__Instructions for the task__. Select and copy out every line in the records containing "Leaf".

__Source material__.
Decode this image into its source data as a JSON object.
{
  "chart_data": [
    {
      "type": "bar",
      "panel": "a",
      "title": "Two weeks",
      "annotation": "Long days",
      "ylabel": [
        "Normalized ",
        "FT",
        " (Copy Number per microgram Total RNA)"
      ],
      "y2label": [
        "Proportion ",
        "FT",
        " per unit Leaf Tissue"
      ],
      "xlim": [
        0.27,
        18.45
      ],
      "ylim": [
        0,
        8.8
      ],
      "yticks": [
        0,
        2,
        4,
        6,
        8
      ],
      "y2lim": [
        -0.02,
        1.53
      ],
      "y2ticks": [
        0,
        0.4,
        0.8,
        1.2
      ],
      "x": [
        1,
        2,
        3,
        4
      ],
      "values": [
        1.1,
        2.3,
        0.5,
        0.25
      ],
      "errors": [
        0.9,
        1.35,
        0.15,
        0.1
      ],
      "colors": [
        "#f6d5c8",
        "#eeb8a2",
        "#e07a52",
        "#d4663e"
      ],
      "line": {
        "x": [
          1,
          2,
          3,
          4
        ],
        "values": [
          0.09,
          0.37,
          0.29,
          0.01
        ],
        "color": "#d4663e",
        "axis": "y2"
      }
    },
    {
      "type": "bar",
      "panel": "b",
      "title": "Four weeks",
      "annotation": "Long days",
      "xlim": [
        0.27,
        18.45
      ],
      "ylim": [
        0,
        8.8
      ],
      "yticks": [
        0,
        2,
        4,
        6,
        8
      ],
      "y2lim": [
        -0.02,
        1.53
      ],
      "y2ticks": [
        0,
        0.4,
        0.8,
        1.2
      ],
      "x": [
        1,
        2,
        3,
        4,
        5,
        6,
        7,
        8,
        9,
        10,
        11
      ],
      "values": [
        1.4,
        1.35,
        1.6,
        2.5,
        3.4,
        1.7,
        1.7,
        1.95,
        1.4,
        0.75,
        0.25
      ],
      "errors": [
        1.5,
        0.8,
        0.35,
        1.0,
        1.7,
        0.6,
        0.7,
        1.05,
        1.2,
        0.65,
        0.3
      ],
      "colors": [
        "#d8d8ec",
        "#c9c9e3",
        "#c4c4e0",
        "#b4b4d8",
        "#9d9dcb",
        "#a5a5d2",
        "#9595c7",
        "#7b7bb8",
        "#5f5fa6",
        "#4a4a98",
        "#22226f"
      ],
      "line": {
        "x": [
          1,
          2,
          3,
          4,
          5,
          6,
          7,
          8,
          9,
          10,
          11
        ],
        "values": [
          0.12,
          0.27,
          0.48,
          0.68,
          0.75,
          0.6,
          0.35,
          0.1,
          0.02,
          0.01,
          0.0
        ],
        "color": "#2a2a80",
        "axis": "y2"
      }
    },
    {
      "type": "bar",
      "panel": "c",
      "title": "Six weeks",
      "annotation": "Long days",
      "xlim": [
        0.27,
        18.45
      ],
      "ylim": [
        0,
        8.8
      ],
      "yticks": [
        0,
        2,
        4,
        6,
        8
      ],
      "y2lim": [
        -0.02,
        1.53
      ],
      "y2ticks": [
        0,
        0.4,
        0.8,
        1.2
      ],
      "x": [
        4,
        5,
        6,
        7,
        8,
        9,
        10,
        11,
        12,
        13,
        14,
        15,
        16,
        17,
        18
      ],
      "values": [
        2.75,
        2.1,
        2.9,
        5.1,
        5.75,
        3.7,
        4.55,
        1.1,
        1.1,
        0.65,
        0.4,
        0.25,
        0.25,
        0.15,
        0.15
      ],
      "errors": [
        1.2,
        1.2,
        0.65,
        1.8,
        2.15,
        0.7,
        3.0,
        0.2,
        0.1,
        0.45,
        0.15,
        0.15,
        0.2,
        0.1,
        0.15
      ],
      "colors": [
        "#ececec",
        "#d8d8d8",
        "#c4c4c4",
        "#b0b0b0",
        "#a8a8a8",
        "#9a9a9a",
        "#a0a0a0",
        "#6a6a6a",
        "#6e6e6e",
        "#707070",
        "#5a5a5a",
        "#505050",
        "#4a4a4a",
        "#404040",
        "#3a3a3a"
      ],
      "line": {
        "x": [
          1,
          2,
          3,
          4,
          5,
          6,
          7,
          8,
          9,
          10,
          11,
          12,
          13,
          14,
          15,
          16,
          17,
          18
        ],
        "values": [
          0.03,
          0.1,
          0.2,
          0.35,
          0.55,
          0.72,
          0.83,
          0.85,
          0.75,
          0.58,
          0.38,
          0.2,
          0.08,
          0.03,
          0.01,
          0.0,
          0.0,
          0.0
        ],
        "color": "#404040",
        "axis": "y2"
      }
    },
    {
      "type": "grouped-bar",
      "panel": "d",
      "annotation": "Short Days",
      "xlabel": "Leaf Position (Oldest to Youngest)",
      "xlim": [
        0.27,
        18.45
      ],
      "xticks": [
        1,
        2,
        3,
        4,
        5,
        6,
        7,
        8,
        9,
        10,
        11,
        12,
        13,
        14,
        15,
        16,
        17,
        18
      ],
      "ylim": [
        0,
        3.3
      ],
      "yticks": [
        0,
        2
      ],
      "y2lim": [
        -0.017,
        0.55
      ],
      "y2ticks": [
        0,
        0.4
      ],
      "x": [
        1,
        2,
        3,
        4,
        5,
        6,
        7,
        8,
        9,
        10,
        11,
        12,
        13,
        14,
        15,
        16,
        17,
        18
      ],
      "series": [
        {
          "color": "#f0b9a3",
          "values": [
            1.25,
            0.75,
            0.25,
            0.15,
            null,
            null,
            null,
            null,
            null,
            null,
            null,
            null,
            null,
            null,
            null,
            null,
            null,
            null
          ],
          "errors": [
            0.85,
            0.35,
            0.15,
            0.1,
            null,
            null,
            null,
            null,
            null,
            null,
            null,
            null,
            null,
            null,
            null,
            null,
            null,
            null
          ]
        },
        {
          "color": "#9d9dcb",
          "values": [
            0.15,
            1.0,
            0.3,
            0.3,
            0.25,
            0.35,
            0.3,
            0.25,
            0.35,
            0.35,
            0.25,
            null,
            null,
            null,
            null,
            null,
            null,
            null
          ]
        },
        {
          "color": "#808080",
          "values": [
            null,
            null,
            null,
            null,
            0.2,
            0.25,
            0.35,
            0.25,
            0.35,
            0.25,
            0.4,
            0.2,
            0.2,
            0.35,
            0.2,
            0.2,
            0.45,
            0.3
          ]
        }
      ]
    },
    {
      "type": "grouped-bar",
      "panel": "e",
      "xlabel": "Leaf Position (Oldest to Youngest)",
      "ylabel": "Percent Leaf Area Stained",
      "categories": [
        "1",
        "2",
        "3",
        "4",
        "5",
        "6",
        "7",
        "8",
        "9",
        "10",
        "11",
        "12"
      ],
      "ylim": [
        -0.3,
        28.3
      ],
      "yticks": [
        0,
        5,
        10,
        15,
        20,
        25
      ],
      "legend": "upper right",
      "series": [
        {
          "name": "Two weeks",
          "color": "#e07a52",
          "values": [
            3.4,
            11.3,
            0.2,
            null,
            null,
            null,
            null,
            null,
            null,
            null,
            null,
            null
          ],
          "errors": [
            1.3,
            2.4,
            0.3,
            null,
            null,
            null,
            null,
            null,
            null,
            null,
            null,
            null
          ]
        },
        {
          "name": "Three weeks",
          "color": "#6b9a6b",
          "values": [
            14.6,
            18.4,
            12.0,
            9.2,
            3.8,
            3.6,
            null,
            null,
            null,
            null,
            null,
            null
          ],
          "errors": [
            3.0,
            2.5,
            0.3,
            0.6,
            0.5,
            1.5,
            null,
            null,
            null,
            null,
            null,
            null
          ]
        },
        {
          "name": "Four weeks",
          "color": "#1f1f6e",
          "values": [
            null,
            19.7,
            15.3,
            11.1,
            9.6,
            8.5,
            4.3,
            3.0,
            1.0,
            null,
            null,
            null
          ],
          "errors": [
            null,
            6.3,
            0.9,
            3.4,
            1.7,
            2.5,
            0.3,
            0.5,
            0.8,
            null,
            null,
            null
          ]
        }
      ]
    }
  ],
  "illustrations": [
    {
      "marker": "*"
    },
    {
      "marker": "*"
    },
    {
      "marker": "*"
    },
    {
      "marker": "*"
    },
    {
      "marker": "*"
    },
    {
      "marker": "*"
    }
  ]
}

__Solution to this problem__.
        " per unit Leaf Tissue"
      "xlabel": "Leaf Position (Oldest to Youngest)",
      "xlabel": "Leaf Position (Oldest to Youngest)",
      "ylabel": "Percent Leaf Area Stained",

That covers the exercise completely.